Short exercise -
All of the entries need to be written out again, exactly as they are.

Records supplied -
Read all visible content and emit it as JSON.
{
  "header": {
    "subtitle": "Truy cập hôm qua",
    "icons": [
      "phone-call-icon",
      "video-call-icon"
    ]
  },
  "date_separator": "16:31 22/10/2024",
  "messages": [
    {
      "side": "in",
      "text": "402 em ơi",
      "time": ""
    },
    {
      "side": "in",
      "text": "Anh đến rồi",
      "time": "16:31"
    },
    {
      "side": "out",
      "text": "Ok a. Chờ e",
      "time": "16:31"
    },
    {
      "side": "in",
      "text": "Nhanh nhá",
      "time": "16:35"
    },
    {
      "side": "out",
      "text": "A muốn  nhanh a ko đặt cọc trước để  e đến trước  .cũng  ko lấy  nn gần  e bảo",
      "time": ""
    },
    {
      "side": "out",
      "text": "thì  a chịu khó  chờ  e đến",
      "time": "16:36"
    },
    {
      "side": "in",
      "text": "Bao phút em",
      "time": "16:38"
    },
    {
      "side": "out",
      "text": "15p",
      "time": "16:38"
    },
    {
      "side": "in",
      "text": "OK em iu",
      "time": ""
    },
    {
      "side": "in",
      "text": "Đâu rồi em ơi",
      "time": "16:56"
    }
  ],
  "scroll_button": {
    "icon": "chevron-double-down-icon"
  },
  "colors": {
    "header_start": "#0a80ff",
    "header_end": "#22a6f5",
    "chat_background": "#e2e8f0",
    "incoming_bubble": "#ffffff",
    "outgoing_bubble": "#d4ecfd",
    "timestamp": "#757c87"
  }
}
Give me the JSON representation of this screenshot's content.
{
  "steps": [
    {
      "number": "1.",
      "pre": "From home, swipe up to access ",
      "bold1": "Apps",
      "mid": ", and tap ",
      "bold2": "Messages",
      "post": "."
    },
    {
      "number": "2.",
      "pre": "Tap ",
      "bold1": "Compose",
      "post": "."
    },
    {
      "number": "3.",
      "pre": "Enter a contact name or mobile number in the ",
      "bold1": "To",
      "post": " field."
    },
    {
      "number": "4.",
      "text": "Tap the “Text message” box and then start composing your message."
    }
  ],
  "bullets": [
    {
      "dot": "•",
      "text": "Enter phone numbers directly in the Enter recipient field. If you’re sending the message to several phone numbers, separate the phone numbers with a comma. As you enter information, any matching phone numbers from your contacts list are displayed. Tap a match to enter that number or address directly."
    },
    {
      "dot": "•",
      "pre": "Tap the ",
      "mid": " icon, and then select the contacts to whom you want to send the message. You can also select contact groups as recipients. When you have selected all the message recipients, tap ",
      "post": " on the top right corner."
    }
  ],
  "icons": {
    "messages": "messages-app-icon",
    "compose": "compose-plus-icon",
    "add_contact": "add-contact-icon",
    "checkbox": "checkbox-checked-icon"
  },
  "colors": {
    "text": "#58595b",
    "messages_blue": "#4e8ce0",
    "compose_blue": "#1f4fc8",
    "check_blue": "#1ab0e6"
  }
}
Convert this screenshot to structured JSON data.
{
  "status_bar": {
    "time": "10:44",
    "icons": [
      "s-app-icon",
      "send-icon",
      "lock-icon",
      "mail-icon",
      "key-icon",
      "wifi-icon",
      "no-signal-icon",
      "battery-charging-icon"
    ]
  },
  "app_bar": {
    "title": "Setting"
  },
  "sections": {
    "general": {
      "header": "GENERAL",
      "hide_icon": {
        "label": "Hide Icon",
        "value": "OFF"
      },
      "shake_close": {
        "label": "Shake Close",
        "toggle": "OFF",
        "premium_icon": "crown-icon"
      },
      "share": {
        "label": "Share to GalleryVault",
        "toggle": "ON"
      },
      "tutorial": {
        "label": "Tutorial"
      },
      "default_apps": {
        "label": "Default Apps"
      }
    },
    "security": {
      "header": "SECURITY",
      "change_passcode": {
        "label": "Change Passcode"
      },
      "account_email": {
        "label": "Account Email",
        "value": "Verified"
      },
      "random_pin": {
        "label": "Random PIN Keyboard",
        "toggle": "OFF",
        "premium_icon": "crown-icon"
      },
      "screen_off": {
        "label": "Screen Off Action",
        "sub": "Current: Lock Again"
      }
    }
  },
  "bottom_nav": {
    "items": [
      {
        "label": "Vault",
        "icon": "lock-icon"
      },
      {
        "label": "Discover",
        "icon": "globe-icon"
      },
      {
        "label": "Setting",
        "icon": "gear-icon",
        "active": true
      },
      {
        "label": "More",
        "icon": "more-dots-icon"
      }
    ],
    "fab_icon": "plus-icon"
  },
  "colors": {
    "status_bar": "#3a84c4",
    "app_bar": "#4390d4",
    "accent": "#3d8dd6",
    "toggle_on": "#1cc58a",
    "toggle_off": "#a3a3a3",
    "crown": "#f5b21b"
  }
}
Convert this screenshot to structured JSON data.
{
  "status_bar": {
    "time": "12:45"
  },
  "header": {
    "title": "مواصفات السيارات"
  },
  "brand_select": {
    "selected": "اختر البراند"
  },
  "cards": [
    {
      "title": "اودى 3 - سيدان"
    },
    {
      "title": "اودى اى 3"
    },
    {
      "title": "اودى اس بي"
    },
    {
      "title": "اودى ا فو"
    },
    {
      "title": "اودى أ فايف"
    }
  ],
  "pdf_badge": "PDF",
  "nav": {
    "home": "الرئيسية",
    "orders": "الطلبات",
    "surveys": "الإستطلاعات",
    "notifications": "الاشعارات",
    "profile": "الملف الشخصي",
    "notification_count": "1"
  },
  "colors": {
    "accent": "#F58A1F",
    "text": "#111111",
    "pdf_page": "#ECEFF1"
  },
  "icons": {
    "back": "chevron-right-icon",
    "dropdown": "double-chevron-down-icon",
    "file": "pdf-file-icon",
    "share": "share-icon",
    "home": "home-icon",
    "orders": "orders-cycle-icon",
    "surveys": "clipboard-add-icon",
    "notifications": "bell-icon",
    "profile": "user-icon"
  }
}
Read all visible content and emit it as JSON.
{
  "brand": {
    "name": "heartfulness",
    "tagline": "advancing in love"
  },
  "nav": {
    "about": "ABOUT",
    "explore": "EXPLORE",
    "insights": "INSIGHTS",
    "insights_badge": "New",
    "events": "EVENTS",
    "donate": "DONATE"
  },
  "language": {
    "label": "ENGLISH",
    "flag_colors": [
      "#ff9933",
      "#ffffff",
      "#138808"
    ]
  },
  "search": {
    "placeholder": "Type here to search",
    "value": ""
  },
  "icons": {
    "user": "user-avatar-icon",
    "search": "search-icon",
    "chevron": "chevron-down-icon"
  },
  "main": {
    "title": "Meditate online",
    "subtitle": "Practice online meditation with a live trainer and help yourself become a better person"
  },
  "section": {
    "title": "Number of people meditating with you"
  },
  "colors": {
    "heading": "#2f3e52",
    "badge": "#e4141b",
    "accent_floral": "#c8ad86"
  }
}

Worked answer -
Read all visible content and emit it as JSON.
{
  "header": {
    "subtitle": "Truy cập hôm qua",
    "icons": [
      "phone-call-icon",
      "video-call-icon"
    ]
  },
  "date_separator": "16:31 22/10/2024",
  "messages": [
    {
      "side": "in",
      "text": "402 em ơi",
      "time": ""
    },
    {
      "side": "in",
      "text": "Anh đến rồi",
      "time": "16:31"
    },
    {
      "side": "out",
      "text": "Ok a. Chờ e",
      "time": "16:31"
    },
    {
      "side": "in",
      "text": "Nhanh nhá",
      "time": "16:35"
    },
    {
      "side": "out",
      "text": "A muốn  nhanh a ko đặt cọc trước để  e đến trước  .cũng  ko lấy  nn gần  e bảo",
      "time": ""
    },
    {
      "side": "out",
      "text": "thì  a chịu khó  chờ  e đến",
      "time": "16:36"
    },
    {
      "side": "in",
      "text": "Bao phút em",
      "time": "16:38"
    },
    {
      "side": "out",
      "text": "15p",
      "time": "16:38"
    },
    {
      "side": "in",
      "text": "OK em iu",
      "time": ""
    },
    {
      "side": "in",
      "text": "Đâu rồi em ơi",
      "time": "16:56"
    }
  ],
  "scroll_button": {
    "icon": "chevron-double-down-icon"
  },
  "colors": {
    "header_start": "#0a80ff",
    "header_end": "#22a6f5",
    "chat_background": "#e2e8f0",
    "incoming_bubble": "#ffffff",
    "outgoing_bubble": "#d4ecfd",
    "timestamp": "#757c87"
  }
}
Give me the JSON representation of this screenshot's content.
{
  "steps": [
    {
      "number": "1.",
      "pre": "From home, swipe up to access ",
      "bold1": "Apps",
      "mid": ", and tap ",
      "bold2": "Messages",
      "post": "."
    },
    {
      "number": "2.",
      "pre": "Tap ",
      "bold1": "Compose",
      "post": "."
    },
    {
      "number": "3.",
      "pre": "Enter a contact name or mobile number in the ",
      "bold1": "To",
      "post": " field."
    },
    {
      "number": "4.",
      "text": "Tap the “Text message” box and then start composing your message."
    }
  ],
  "bullets": [
    {
      "dot": "•",
      "text": "Enter phone numbers directly in the Enter recipient field. If you’re sending the message to several phone numbers, separate the phone numbers with a comma. As you enter information, any matching phone numbers from your contacts list are displayed. Tap a match to enter that number or address directly."
    },
    {
      "dot": "•",
      "pre": "Tap the ",
      "mid": " icon, and then select the contacts to whom you want to send the message. You can also select contact groups as recipients. When you have selected all the message recipients, tap ",
      "post": " on the top right corner."
    }
  ],
  "icons": {
    "messages": "messages-app-icon",
    "compose": "compose-plus-icon",
    "add_contact": "add-contact-icon",
    "checkbox": "checkbox-checked-icon"
  },
  "colors": {
    "text": "#58595b",
    "messages_blue": "#4e8ce0",
    "compose_blue": "#1f4fc8",
    "check_blue": "#1ab0e6"
  }
}
Convert this screenshot to structured JSON data.
{
  "status_bar": {
    "time": "10:44",
    "icons": [
      "s-app-icon",
      "send-icon",
      "lock-icon",
      "mail-icon",
      "key-icon",
      "wifi-icon",
      "no-signal-icon",
      "battery-charging-icon"
    ]
  },
  "app_bar": {
    "title": "Setting"
  },
  "sections": {
    "general": {
      "header": "GENERAL",
      "hide_icon": {
        "label": "Hide Icon",
        "value": "OFF"
      },
      "shake_close": {
        "label": "Shake Close",
        "toggle": "OFF",
        "premium_icon": "crown-icon"
      },
      "share": {
        "label": "Share to GalleryVault",
        "toggle": "ON"
      },
      "tutorial": {
        "label": "Tutorial"
      },
      "default_apps": {
        "label": "Default Apps"
      }
    },
    "security": {
      "header": "SECURITY",
      "change_passcode": {
        "label": "Change Passcode"
      },
      "account_email": {
        "label": "Account Email",
        "value": "Verified"
      },
      "random_pin": {
        "label": "Random PIN Keyboard",
        "toggle": "OFF",
        "premium_icon": "crown-icon"
      },
      "screen_off": {
        "label": "Screen Off Action",
        "sub": "Current: Lock Again"
      }
    }
  },
  "bottom_nav": {
    "items": [
      {
        "label": "Vault",
        "icon": "lock-icon"
      },
      {
        "label": "Discover",
        "icon": "globe-icon"
      },
      {
        "label": "Setting",
        "icon": "gear-icon",
        "active": true
      },
      {
        "label": "More",
        "icon": "more-dots-icon"
      }
    ],
    "fab_icon": "plus-icon"
  },
  "colors": {
    "status_bar": "#3a84c4",
    "app_bar": "#4390d4",
    "accent": "#3d8dd6",
    "toggle_on": "#1cc58a",
    "toggle_off": "#a3a3a3",
    "crown": "#f5b21b"
  }
}
Convert this screenshot to structured JSON data.
{
  "status_bar": {
    "time": "12:45"
  },
  "header": {
    "title": "مواصفات السيارات"
  },
  "brand_select": {
    "selected": "اختر البراند"
  },
  "cards": [
    {
      "title": "اودى 3 - سيدان"
    },
    {
      "title": "اودى اى 3"
    },
    {
      "title": "اودى اس بي"
    },
    {
      "title": "اودى ا فو"
    },
    {
      "title": "اودى أ فايف"
    }
  ],
  "pdf_badge": "PDF",
  "nav": {
    "home": "الرئيسية",
    "orders": "الطلبات",
    "surveys": "الإستطلاعات",
    "notifications": "الاشعارات",
    "profile": "الملف الشخصي",
    "notification_count": "1"
  },
  "colors": {
    "accent": "#F58A1F",
    "text": "#111111",
    "pdf_page": "#ECEFF1"
  },
  "icons": {
    "back": "chevron-right-icon",
    "dropdown": "double-chevron-down-icon",
    "file": "pdf-file-icon",
    "share": "share-icon",
    "home": "home-icon",
    "orders": "orders-cycle-icon",
    "surveys": "clipboard-add-icon",
    "notifications": "bell-icon",
    "profile": "user-icon"
  }
}
Read all visible content and emit it as JSON.
{
  "brand": {
    "name": "heartfulness",
    "tagline": "advancing in love"
  },
  "nav": {
    "about": "ABOUT",
    "explore": "EXPLORE",
    "insights": "INSIGHTS",
    "insights_badge": "New",
    "events": "EVENTS",
    "donate": "DONATE"
  },
  "language": {
    "label": "ENGLISH",
    "flag_colors": [
      "#ff9933",
      "#ffffff",
      "#138808"
    ]
  },
  "search": {
    "placeholder": "Type here to search",
    "value": ""
  },
  "icons": {
    "user": "user-avatar-icon",
    "search": "search-icon",
    "chevron": "chevron-down-icon"
  },
  "main": {
    "title": "Meditate online",
    "subtitle": "Practice online meditation with a live trainer and help yourself become a better person"
  },
  "section": {
    "title": "Number of people meditating with you"
  },
  "colors": {
    "heading": "#2f3e52",
    "badge": "#e4141b",
    "accent_floral": "#c8ad86"
  }
}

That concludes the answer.